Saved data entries
>>>

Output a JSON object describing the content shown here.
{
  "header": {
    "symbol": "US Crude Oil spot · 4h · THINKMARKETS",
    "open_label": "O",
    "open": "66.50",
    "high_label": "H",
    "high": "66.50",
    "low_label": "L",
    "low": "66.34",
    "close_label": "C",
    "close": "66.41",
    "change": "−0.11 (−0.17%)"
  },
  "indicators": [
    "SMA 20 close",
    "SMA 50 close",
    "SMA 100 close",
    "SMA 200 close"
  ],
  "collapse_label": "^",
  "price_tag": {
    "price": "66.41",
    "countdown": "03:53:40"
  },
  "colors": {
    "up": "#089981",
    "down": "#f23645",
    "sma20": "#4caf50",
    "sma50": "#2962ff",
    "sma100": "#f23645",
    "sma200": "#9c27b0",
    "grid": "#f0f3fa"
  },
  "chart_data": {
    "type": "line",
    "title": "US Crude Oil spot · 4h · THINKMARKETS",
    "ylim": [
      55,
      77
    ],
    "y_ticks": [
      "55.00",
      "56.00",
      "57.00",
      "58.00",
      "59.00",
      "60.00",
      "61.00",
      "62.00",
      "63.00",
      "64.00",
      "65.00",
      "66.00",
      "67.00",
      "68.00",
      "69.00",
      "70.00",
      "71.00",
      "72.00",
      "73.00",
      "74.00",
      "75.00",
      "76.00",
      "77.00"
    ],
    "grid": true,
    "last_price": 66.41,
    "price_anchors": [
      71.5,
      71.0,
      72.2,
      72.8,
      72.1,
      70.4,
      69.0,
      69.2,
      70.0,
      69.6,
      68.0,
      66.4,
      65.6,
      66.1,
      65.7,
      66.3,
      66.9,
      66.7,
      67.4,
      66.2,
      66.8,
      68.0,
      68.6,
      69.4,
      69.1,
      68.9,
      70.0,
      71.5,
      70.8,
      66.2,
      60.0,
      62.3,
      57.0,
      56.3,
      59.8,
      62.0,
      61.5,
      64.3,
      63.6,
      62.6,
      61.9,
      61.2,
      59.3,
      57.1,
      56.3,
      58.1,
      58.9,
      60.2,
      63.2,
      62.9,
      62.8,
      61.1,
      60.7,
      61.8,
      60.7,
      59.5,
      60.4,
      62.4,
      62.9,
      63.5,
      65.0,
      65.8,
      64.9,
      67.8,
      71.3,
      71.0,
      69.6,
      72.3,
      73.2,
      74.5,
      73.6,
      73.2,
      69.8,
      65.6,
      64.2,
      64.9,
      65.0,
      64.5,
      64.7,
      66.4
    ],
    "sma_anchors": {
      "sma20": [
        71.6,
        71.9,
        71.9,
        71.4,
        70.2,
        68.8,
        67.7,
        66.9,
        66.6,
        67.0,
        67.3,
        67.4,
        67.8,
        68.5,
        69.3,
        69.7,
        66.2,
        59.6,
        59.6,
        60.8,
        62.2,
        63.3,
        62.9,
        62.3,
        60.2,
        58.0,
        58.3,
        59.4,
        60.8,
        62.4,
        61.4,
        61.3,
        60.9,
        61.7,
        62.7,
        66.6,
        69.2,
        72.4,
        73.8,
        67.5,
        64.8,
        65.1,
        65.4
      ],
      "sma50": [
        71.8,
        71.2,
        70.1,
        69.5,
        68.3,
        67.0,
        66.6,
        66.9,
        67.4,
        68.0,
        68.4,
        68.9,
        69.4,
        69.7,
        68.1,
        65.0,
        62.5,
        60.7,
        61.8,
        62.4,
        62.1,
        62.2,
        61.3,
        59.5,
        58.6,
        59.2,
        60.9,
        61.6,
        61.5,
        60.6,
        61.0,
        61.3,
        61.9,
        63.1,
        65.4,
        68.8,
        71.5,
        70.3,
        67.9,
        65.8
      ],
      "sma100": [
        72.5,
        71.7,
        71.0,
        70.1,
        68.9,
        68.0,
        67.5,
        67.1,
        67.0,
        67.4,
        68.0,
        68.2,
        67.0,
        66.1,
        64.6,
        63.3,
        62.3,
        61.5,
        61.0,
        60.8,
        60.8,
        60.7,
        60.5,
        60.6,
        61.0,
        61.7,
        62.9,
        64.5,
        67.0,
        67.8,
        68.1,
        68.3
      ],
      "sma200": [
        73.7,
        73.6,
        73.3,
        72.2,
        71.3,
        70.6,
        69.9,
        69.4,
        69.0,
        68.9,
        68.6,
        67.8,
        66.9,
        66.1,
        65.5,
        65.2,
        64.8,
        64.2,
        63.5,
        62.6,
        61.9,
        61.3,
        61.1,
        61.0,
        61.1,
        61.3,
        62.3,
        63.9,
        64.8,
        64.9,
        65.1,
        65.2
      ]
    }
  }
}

<<<

WRITTEN PROBLEM
Filter the listing above for the string "THINKMARKETS" and copy every matching line.

COMPLETED EXERCISE
    "symbol": "US Crude Oil spot · 4h · THINKMARKETS",
    "title": "US Crude Oil spot · 4h · THINKMARKETS",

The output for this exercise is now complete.